┌─ GIVEN DATA

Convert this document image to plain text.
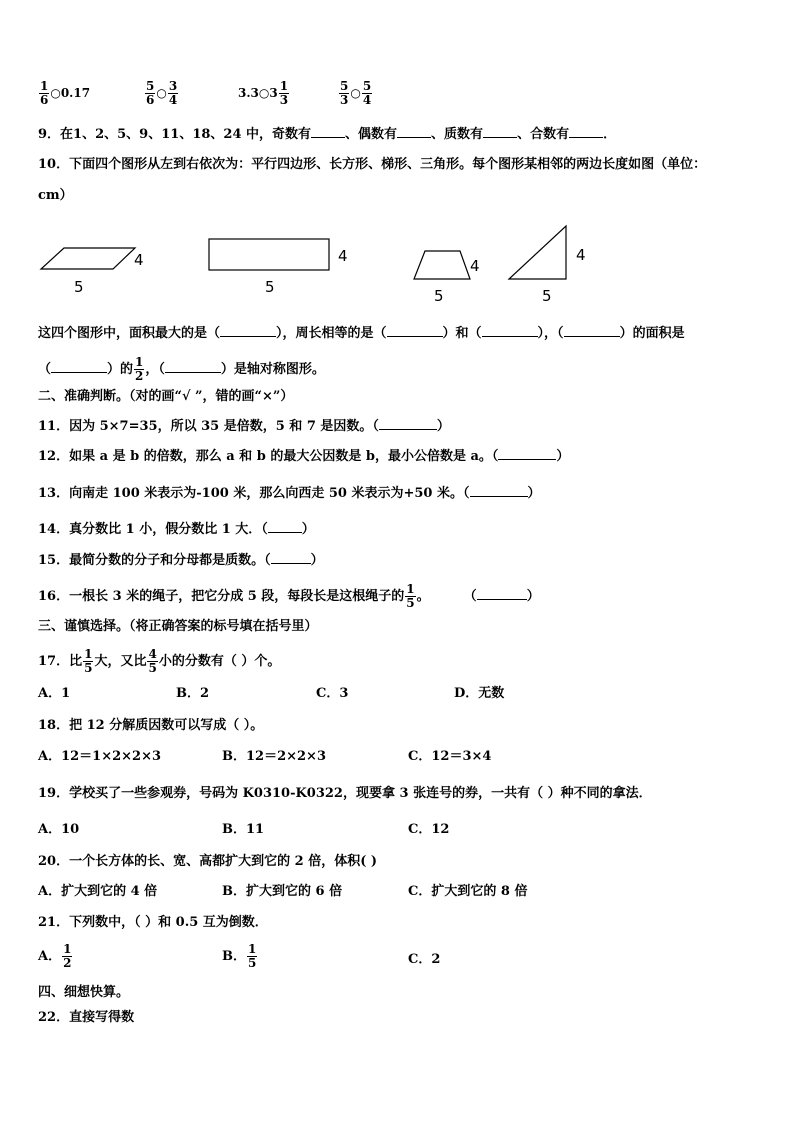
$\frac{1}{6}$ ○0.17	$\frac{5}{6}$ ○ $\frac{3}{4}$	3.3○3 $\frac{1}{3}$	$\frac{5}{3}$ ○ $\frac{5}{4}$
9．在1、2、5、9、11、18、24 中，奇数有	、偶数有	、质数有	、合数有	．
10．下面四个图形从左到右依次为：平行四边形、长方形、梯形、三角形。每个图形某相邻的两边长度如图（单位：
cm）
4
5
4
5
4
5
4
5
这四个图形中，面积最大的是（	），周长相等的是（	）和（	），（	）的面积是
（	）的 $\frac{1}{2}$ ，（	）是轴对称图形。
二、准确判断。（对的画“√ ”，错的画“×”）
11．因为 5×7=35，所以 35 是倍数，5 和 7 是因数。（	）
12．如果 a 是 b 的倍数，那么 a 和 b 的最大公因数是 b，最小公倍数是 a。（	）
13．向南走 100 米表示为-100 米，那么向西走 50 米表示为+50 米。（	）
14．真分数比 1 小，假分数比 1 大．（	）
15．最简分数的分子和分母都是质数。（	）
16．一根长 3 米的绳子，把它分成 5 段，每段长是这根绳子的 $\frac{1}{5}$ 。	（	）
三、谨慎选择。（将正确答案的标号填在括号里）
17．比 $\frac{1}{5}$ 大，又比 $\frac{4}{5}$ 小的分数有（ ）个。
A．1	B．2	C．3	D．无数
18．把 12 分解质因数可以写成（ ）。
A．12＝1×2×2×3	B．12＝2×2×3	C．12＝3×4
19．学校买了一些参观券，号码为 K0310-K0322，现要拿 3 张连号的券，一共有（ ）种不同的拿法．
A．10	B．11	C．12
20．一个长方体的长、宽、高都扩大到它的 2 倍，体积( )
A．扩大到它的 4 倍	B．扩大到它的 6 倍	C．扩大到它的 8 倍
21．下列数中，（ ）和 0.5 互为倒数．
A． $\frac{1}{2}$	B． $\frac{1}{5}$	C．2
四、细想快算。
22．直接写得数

└─

*REQUIRED WORK:*
Collect every line with the string "frac" from the records, and copy each.

*SOLUTION TO THIS EXERCISE:*
$\frac{1}{6}$ ○0.17	$\frac{5}{6}$ ○ $\frac{3}{4}$	3.3○3 $\frac{1}{3}$	$\frac{5}{3}$ ○ $\frac{5}{4}$
（	）的 $\frac{1}{2}$ ，（	）是轴对称图形。
16．一根长 3 米的绳子，把它分成 5 段，每段长是这根绳子的 $\frac{1}{5}$ 。	（	）
17．比 $\frac{1}{5}$ 大，又比 $\frac{4}{5}$ 小的分数有（ ）个。
A． $\frac{1}{2}$	B． $\frac{1}{5}$	C．2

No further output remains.